→ Your task
Read through the data and report every line in which the word "name" occurs.

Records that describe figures
==============================

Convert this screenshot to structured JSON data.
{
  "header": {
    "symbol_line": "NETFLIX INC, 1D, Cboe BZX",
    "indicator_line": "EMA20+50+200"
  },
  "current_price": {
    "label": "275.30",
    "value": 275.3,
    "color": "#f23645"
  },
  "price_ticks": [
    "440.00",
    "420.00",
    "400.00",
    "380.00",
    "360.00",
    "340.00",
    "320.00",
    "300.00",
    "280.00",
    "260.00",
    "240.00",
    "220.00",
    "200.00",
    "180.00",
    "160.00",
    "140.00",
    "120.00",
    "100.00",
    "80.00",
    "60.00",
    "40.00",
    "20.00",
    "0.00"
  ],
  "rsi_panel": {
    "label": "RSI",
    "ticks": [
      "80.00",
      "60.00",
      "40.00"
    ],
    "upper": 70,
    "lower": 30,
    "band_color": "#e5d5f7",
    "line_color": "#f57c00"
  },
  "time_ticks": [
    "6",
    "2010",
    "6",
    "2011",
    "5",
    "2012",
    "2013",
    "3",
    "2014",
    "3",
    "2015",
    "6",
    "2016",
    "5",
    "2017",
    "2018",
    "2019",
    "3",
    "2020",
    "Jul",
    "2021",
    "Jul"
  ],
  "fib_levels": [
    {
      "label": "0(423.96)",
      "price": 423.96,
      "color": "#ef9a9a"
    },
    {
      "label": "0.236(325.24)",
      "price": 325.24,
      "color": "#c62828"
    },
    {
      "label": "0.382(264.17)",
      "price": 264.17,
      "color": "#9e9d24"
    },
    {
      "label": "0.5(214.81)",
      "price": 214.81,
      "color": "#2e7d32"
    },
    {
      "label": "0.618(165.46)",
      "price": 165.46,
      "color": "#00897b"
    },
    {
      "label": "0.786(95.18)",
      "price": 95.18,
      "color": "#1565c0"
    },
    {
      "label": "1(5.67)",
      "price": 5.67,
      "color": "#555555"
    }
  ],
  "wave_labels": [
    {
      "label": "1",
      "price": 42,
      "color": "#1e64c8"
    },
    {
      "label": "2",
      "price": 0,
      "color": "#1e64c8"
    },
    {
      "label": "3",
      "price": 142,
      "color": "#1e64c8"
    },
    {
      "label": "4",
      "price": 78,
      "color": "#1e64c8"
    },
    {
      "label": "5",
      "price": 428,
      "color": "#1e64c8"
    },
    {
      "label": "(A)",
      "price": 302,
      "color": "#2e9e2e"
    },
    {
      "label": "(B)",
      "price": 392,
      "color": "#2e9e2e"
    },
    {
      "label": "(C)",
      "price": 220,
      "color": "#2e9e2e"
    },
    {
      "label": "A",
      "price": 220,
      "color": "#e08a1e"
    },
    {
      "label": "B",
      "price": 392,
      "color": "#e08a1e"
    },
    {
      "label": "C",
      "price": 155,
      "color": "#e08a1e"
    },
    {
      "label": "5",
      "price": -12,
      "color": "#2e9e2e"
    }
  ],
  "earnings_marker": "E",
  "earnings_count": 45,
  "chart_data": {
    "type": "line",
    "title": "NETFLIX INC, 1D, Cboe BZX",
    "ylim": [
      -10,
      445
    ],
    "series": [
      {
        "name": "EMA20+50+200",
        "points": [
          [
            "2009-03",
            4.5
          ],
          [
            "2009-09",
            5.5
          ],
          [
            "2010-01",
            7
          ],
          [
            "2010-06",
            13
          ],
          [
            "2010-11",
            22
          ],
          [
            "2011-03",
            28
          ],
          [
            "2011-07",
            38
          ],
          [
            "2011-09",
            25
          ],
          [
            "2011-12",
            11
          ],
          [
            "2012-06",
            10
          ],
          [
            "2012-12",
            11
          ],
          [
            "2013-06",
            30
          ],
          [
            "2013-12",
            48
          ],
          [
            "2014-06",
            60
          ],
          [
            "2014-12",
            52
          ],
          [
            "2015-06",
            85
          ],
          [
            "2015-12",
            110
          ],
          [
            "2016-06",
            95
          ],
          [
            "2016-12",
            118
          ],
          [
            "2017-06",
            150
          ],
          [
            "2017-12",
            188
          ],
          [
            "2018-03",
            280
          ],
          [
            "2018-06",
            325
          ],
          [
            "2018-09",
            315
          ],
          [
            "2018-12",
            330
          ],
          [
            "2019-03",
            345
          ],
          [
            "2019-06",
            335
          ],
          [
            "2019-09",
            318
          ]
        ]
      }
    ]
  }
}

==============================

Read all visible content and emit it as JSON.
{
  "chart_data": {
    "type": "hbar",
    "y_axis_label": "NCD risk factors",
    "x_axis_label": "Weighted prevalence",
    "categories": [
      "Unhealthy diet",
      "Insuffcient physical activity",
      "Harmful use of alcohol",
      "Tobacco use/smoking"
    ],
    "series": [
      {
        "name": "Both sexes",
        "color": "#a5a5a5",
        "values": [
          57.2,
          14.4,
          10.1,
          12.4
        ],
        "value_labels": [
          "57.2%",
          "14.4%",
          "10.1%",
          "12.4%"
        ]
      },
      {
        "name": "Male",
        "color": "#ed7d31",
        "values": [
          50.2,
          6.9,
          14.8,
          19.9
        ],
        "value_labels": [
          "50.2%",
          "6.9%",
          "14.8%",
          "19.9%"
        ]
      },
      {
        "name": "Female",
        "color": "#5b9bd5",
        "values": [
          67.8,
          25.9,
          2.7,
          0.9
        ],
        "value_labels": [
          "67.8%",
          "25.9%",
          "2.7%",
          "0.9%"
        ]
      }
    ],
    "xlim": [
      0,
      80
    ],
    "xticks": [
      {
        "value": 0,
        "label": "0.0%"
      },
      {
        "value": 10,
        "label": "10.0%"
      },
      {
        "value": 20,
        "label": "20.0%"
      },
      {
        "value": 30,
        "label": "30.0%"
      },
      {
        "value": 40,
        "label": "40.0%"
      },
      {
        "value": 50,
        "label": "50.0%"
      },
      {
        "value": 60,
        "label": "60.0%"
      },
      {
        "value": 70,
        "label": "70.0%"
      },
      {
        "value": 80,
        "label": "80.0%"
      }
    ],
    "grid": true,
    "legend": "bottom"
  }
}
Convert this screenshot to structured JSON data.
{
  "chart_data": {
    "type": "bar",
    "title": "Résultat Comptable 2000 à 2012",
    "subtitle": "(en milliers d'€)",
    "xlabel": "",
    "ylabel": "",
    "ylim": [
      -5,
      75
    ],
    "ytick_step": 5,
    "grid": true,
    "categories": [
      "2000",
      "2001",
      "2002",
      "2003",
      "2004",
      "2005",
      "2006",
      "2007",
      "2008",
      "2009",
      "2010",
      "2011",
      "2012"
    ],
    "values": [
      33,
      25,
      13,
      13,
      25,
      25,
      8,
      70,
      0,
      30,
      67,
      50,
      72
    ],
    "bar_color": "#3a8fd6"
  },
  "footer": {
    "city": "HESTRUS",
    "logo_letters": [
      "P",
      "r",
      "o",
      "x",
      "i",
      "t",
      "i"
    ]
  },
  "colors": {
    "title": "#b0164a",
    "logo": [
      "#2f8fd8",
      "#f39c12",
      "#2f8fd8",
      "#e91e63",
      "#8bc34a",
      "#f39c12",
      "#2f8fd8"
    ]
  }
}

==============================

→ Full output
        "name": "EMA20+50+200",
        "name": "Both sexes",
        "name": "Male",
        "name": "Female",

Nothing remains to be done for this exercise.